[What needs to be done]
Take each line that has the word "JSON" and return it.

[Task input]
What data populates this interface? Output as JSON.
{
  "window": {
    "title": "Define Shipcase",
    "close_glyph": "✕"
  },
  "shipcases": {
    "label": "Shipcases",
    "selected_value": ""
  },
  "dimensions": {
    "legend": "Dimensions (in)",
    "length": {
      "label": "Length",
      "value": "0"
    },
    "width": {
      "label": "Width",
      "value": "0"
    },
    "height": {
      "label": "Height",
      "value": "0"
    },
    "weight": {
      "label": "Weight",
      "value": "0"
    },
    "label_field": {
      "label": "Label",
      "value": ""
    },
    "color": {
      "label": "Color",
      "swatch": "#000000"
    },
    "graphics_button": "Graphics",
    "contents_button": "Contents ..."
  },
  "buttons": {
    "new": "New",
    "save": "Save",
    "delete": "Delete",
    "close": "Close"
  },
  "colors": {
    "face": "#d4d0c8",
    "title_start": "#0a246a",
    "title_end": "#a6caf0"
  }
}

* * *

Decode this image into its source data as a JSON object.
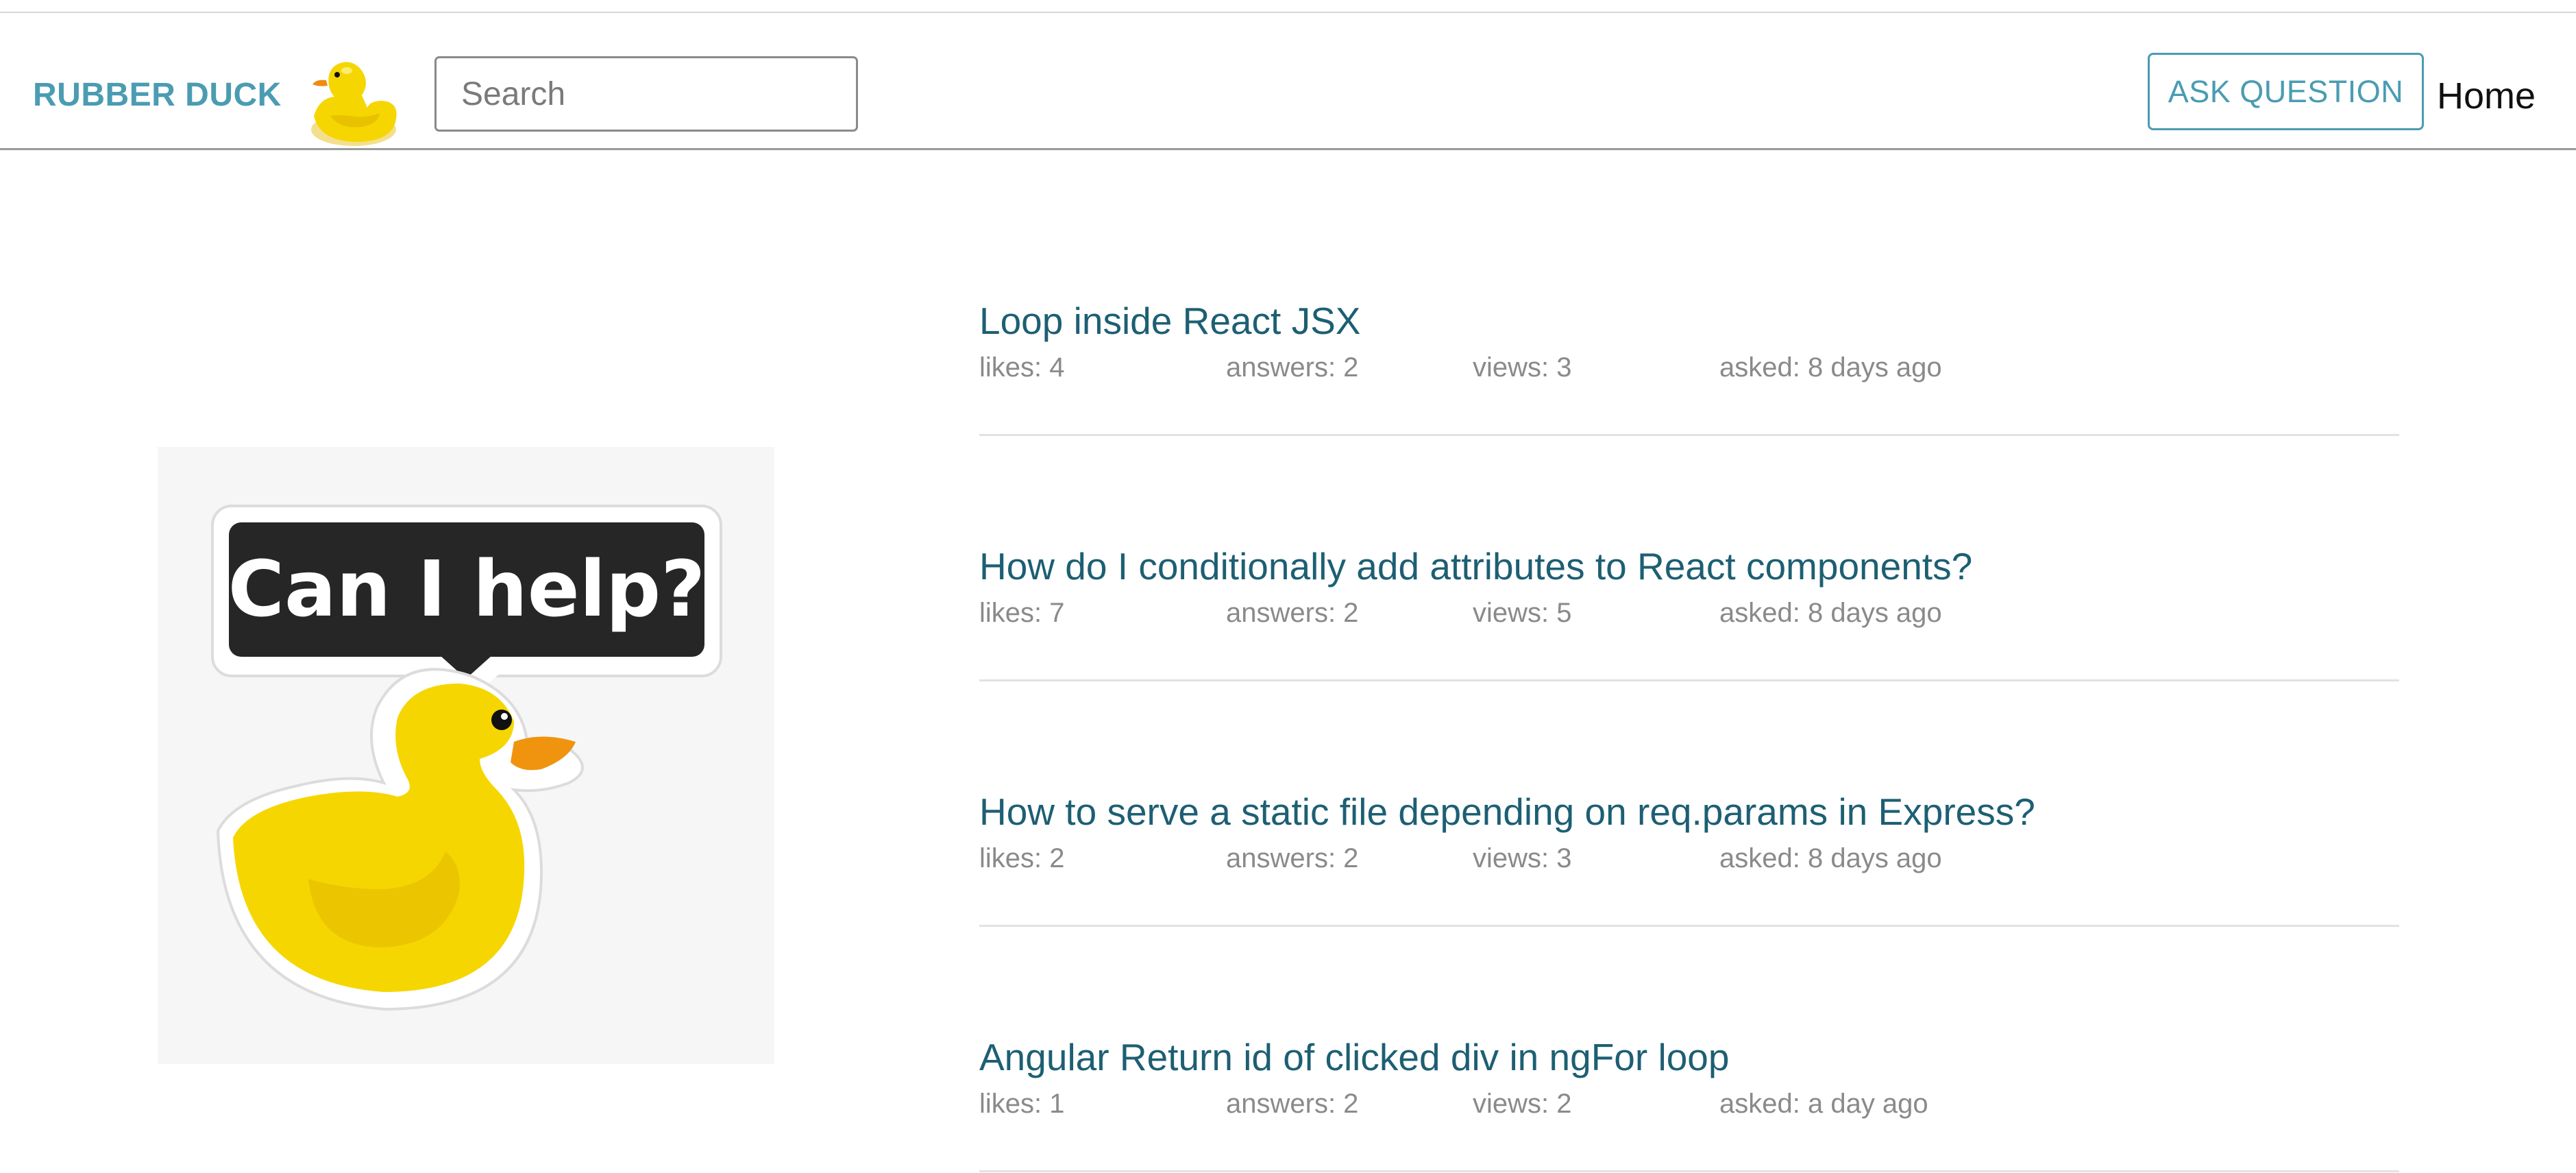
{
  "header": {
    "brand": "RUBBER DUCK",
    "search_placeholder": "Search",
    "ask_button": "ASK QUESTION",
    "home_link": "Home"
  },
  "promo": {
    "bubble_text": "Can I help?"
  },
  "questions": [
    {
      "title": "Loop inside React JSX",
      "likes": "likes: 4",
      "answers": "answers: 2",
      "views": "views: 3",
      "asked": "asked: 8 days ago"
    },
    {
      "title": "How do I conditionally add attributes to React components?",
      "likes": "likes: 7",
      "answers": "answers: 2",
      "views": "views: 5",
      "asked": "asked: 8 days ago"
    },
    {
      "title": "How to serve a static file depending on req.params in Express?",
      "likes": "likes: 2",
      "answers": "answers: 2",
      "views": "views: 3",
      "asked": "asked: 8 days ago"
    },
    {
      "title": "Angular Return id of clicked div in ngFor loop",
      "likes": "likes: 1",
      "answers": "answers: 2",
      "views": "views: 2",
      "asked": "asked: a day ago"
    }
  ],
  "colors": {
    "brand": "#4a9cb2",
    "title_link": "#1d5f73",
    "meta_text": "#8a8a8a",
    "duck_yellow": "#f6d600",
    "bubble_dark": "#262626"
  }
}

[The output]
What data populates this interface? Output as JSON.
Decode this image into its source data as a JSON object.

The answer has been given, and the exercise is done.